**Extracted data entries**
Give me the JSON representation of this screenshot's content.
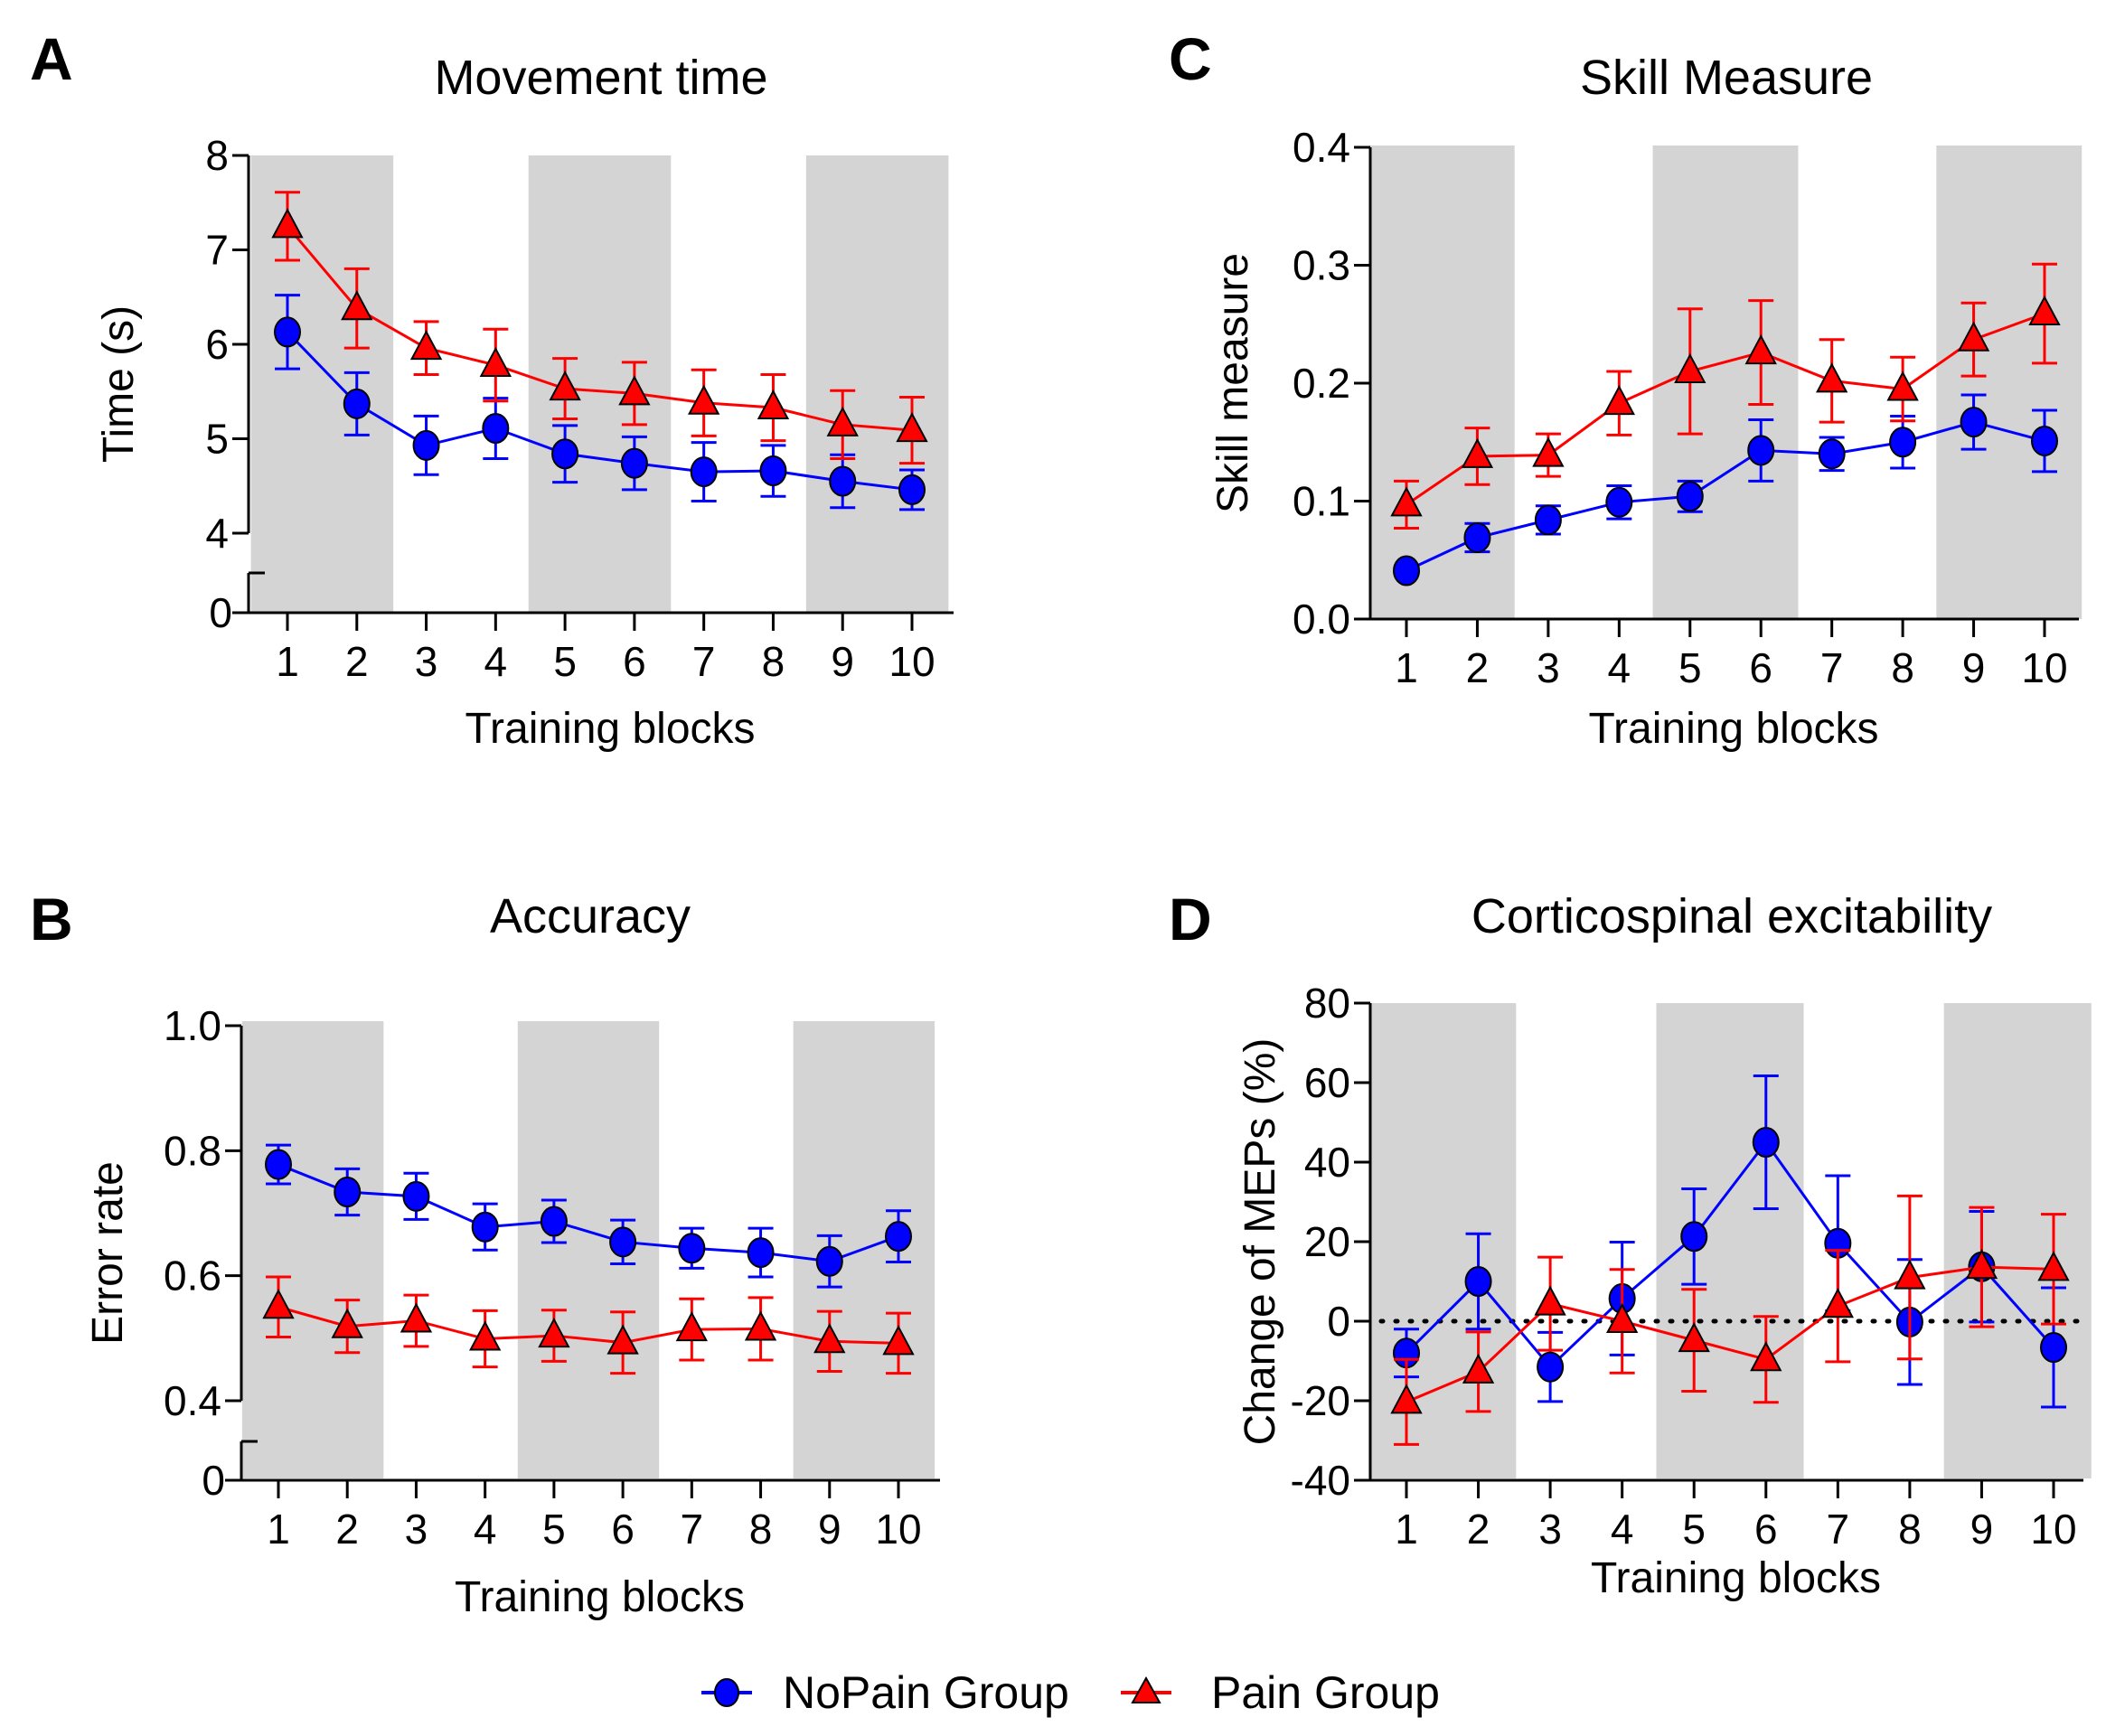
{
  "legend": {
    "items": [
      {
        "label": "NoPain Group",
        "color": "#0000ff",
        "marker": "circle"
      },
      {
        "label": "Pain Group",
        "color": "#ff0000",
        "marker": "triangle"
      }
    ]
  },
  "colors": {
    "nopain": "#0000ff",
    "pain": "#ff0000",
    "shade": "#d4d4d4"
  },
  "chart_data": [
    {
      "id": "A",
      "panel_letter": "A",
      "type": "line",
      "title": "Movement time",
      "xlabel": "Training blocks",
      "ylabel": "Time (s)",
      "x": [
        1,
        2,
        3,
        4,
        5,
        6,
        7,
        8,
        9,
        10
      ],
      "ylim": [
        4,
        8
      ],
      "axis_break": true,
      "yticks": [
        4,
        5,
        6,
        7,
        8
      ],
      "ytick_labels": [
        "4",
        "5",
        "6",
        "7",
        "8"
      ],
      "break_label": "0",
      "shaded_blocks": [
        [
          1,
          2
        ],
        [
          5,
          6
        ],
        [
          9,
          10
        ]
      ],
      "series": [
        {
          "name": "NoPain Group",
          "values": [
            6.13,
            5.37,
            4.93,
            5.11,
            4.84,
            4.74,
            4.65,
            4.66,
            4.55,
            4.46
          ],
          "errors": [
            0.39,
            0.33,
            0.31,
            0.32,
            0.3,
            0.28,
            0.31,
            0.27,
            0.28,
            0.21
          ]
        },
        {
          "name": "Pain Group",
          "values": [
            7.25,
            6.38,
            5.96,
            5.78,
            5.53,
            5.48,
            5.38,
            5.33,
            5.15,
            5.09
          ],
          "errors": [
            0.36,
            0.42,
            0.28,
            0.38,
            0.32,
            0.33,
            0.35,
            0.35,
            0.36,
            0.35
          ]
        }
      ]
    },
    {
      "id": "C",
      "panel_letter": "C",
      "type": "line",
      "title": "Skill Measure",
      "xlabel": "Training blocks",
      "ylabel": "Skill measure",
      "x": [
        1,
        2,
        3,
        4,
        5,
        6,
        7,
        8,
        9,
        10
      ],
      "ylim": [
        0.0,
        0.4
      ],
      "axis_break": false,
      "yticks": [
        0.0,
        0.1,
        0.2,
        0.3,
        0.4
      ],
      "ytick_labels": [
        "0.0",
        "0.1",
        "0.2",
        "0.3",
        "0.4"
      ],
      "shaded_blocks": [
        [
          1,
          2
        ],
        [
          5,
          6
        ],
        [
          9,
          10
        ]
      ],
      "series": [
        {
          "name": "NoPain Group",
          "values": [
            0.041,
            0.069,
            0.084,
            0.099,
            0.104,
            0.143,
            0.14,
            0.15,
            0.167,
            0.151
          ],
          "errors": [
            0.003,
            0.012,
            0.012,
            0.014,
            0.013,
            0.026,
            0.014,
            0.022,
            0.023,
            0.026
          ]
        },
        {
          "name": "Pain Group",
          "values": [
            0.097,
            0.138,
            0.139,
            0.183,
            0.21,
            0.226,
            0.202,
            0.195,
            0.237,
            0.259
          ],
          "errors": [
            0.02,
            0.024,
            0.018,
            0.027,
            0.053,
            0.044,
            0.035,
            0.027,
            0.031,
            0.042
          ]
        }
      ]
    },
    {
      "id": "B",
      "panel_letter": "B",
      "type": "line",
      "title": "Accuracy",
      "xlabel": "Training blocks",
      "ylabel": "Error rate",
      "x": [
        1,
        2,
        3,
        4,
        5,
        6,
        7,
        8,
        9,
        10
      ],
      "ylim": [
        0.4,
        1.0
      ],
      "axis_break": true,
      "yticks": [
        0.4,
        0.6,
        0.8,
        1.0
      ],
      "ytick_labels": [
        "0.4",
        "0.6",
        "0.8",
        "1.0"
      ],
      "break_label": "0",
      "shaded_blocks": [
        [
          1,
          2
        ],
        [
          5,
          6
        ],
        [
          9,
          10
        ]
      ],
      "series": [
        {
          "name": "NoPain Group",
          "values": [
            0.778,
            0.734,
            0.727,
            0.678,
            0.687,
            0.654,
            0.644,
            0.637,
            0.623,
            0.663
          ],
          "errors": [
            0.031,
            0.037,
            0.037,
            0.037,
            0.034,
            0.035,
            0.032,
            0.039,
            0.041,
            0.041
          ]
        },
        {
          "name": "Pain Group",
          "values": [
            0.55,
            0.519,
            0.528,
            0.499,
            0.504,
            0.493,
            0.514,
            0.515,
            0.495,
            0.492
          ],
          "errors": [
            0.048,
            0.042,
            0.041,
            0.045,
            0.041,
            0.049,
            0.049,
            0.05,
            0.048,
            0.048
          ]
        }
      ]
    },
    {
      "id": "D",
      "panel_letter": "D",
      "type": "line",
      "title": "Corticospinal excitability",
      "xlabel": "Training blocks",
      "ylabel": "Change of MEPs (%)",
      "x": [
        1,
        2,
        3,
        4,
        5,
        6,
        7,
        8,
        9,
        10
      ],
      "ylim": [
        -40,
        80
      ],
      "axis_break": false,
      "yticks": [
        -40,
        -20,
        0,
        20,
        40,
        60,
        80
      ],
      "ytick_labels": [
        "-40",
        "-20",
        "0",
        "20",
        "40",
        "60",
        "80"
      ],
      "reference_line": 0,
      "shaded_blocks": [
        [
          1,
          2
        ],
        [
          5,
          6
        ],
        [
          9,
          10
        ]
      ],
      "series": [
        {
          "name": "NoPain Group",
          "values": [
            -8.0,
            10.0,
            -11.5,
            5.7,
            21.3,
            45.0,
            19.6,
            -0.2,
            13.7,
            -6.6
          ],
          "errors": [
            6.0,
            12.0,
            8.7,
            14.2,
            12.0,
            16.7,
            17.0,
            15.7,
            13.9,
            15.0
          ]
        },
        {
          "name": "Pain Group",
          "values": [
            -20.3,
            -12.7,
            4.4,
            0.0,
            -4.8,
            -9.6,
            3.8,
            11.0,
            13.6,
            13.1
          ],
          "errors": [
            10.7,
            10.0,
            11.7,
            13.0,
            12.8,
            10.8,
            14.0,
            20.5,
            15.0,
            13.8
          ]
        }
      ]
    }
  ]
}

**DIRECTIVE**
Your copy should match the entries exactly, minus the pictures.

**THE RESPONSE**
Give me the JSON representation of this screenshot's content.
{
  "legend": {
    "items": [
      {
        "label": "NoPain Group",
        "color": "#0000ff",
        "marker": "circle"
      },
      {
        "label": "Pain Group",
        "color": "#ff0000",
        "marker": "triangle"
      }
    ]
  },
  "colors": {
    "nopain": "#0000ff",
    "pain": "#ff0000",
    "shade": "#d4d4d4"
  },
  "chart_data": [
    {
      "id": "A",
      "panel_letter": "A",
      "type": "line",
      "title": "Movement time",
      "xlabel": "Training blocks",
      "ylabel": "Time (s)",
      "x": [
        1,
        2,
        3,
        4,
        5,
        6,
        7,
        8,
        9,
        10
      ],
      "ylim": [
        4,
        8
      ],
      "axis_break": true,
      "yticks": [
        4,
        5,
        6,
        7,
        8
      ],
      "ytick_labels": [
        "4",
        "5",
        "6",
        "7",
        "8"
      ],
      "break_label": "0",
      "shaded_blocks": [
        [
          1,
          2
        ],
        [
          5,
          6
        ],
        [
          9,
          10
        ]
      ],
      "series": [
        {
          "name": "NoPain Group",
          "values": [
            6.13,
            5.37,
            4.93,
            5.11,
            4.84,
            4.74,
            4.65,
            4.66,
            4.55,
            4.46
          ],
          "errors": [
            0.39,
            0.33,
            0.31,
            0.32,
            0.3,
            0.28,
            0.31,
            0.27,
            0.28,
            0.21
          ]
        },
        {
          "name": "Pain Group",
          "values": [
            7.25,
            6.38,
            5.96,
            5.78,
            5.53,
            5.48,
            5.38,
            5.33,
            5.15,
            5.09
          ],
          "errors": [
            0.36,
            0.42,
            0.28,
            0.38,
            0.32,
            0.33,
            0.35,
            0.35,
            0.36,
            0.35
          ]
        }
      ]
    },
    {
      "id": "C",
      "panel_letter": "C",
      "type": "line",
      "title": "Skill Measure",
      "xlabel": "Training blocks",
      "ylabel": "Skill measure",
      "x": [
        1,
        2,
        3,
        4,
        5,
        6,
        7,
        8,
        9,
        10
      ],
      "ylim": [
        0.0,
        0.4
      ],
      "axis_break": false,
      "yticks": [
        0.0,
        0.1,
        0.2,
        0.3,
        0.4
      ],
      "ytick_labels": [
        "0.0",
        "0.1",
        "0.2",
        "0.3",
        "0.4"
      ],
      "shaded_blocks": [
        [
          1,
          2
        ],
        [
          5,
          6
        ],
        [
          9,
          10
        ]
      ],
      "series": [
        {
          "name": "NoPain Group",
          "values": [
            0.041,
            0.069,
            0.084,
            0.099,
            0.104,
            0.143,
            0.14,
            0.15,
            0.167,
            0.151
          ],
          "errors": [
            0.003,
            0.012,
            0.012,
            0.014,
            0.013,
            0.026,
            0.014,
            0.022,
            0.023,
            0.026
          ]
        },
        {
          "name": "Pain Group",
          "values": [
            0.097,
            0.138,
            0.139,
            0.183,
            0.21,
            0.226,
            0.202,
            0.195,
            0.237,
            0.259
          ],
          "errors": [
            0.02,
            0.024,
            0.018,
            0.027,
            0.053,
            0.044,
            0.035,
            0.027,
            0.031,
            0.042
          ]
        }
      ]
    },
    {
      "id": "B",
      "panel_letter": "B",
      "type": "line",
      "title": "Accuracy",
      "xlabel": "Training blocks",
      "ylabel": "Error rate",
      "x": [
        1,
        2,
        3,
        4,
        5,
        6,
        7,
        8,
        9,
        10
      ],
      "ylim": [
        0.4,
        1.0
      ],
      "axis_break": true,
      "yticks": [
        0.4,
        0.6,
        0.8,
        1.0
      ],
      "ytick_labels": [
        "0.4",
        "0.6",
        "0.8",
        "1.0"
      ],
      "break_label": "0",
      "shaded_blocks": [
        [
          1,
          2
        ],
        [
          5,
          6
        ],
        [
          9,
          10
        ]
      ],
      "series": [
        {
          "name": "NoPain Group",
          "values": [
            0.778,
            0.734,
            0.727,
            0.678,
            0.687,
            0.654,
            0.644,
            0.637,
            0.623,
            0.663
          ],
          "errors": [
            0.031,
            0.037,
            0.037,
            0.037,
            0.034,
            0.035,
            0.032,
            0.039,
            0.041,
            0.041
          ]
        },
        {
          "name": "Pain Group",
          "values": [
            0.55,
            0.519,
            0.528,
            0.499,
            0.504,
            0.493,
            0.514,
            0.515,
            0.495,
            0.492
          ],
          "errors": [
            0.048,
            0.042,
            0.041,
            0.045,
            0.041,
            0.049,
            0.049,
            0.05,
            0.048,
            0.048
          ]
        }
      ]
    },
    {
      "id": "D",
      "panel_letter": "D",
      "type": "line",
      "title": "Corticospinal excitability",
      "xlabel": "Training blocks",
      "ylabel": "Change of MEPs (%)",
      "x": [
        1,
        2,
        3,
        4,
        5,
        6,
        7,
        8,
        9,
        10
      ],
      "ylim": [
        -40,
        80
      ],
      "axis_break": false,
      "yticks": [
        -40,
        -20,
        0,
        20,
        40,
        60,
        80
      ],
      "ytick_labels": [
        "-40",
        "-20",
        "0",
        "20",
        "40",
        "60",
        "80"
      ],
      "reference_line": 0,
      "shaded_blocks": [
        [
          1,
          2
        ],
        [
          5,
          6
        ],
        [
          9,
          10
        ]
      ],
      "series": [
        {
          "name": "NoPain Group",
          "values": [
            -8.0,
            10.0,
            -11.5,
            5.7,
            21.3,
            45.0,
            19.6,
            -0.2,
            13.7,
            -6.6
          ],
          "errors": [
            6.0,
            12.0,
            8.7,
            14.2,
            12.0,
            16.7,
            17.0,
            15.7,
            13.9,
            15.0
          ]
        },
        {
          "name": "Pain Group",
          "values": [
            -20.3,
            -12.7,
            4.4,
            0.0,
            -4.8,
            -9.6,
            3.8,
            11.0,
            13.6,
            13.1
          ],
          "errors": [
            10.7,
            10.0,
            11.7,
            13.0,
            12.8,
            10.8,
            14.0,
            20.5,
            15.0,
            13.8
          ]
        }
      ]
    }
  ]
}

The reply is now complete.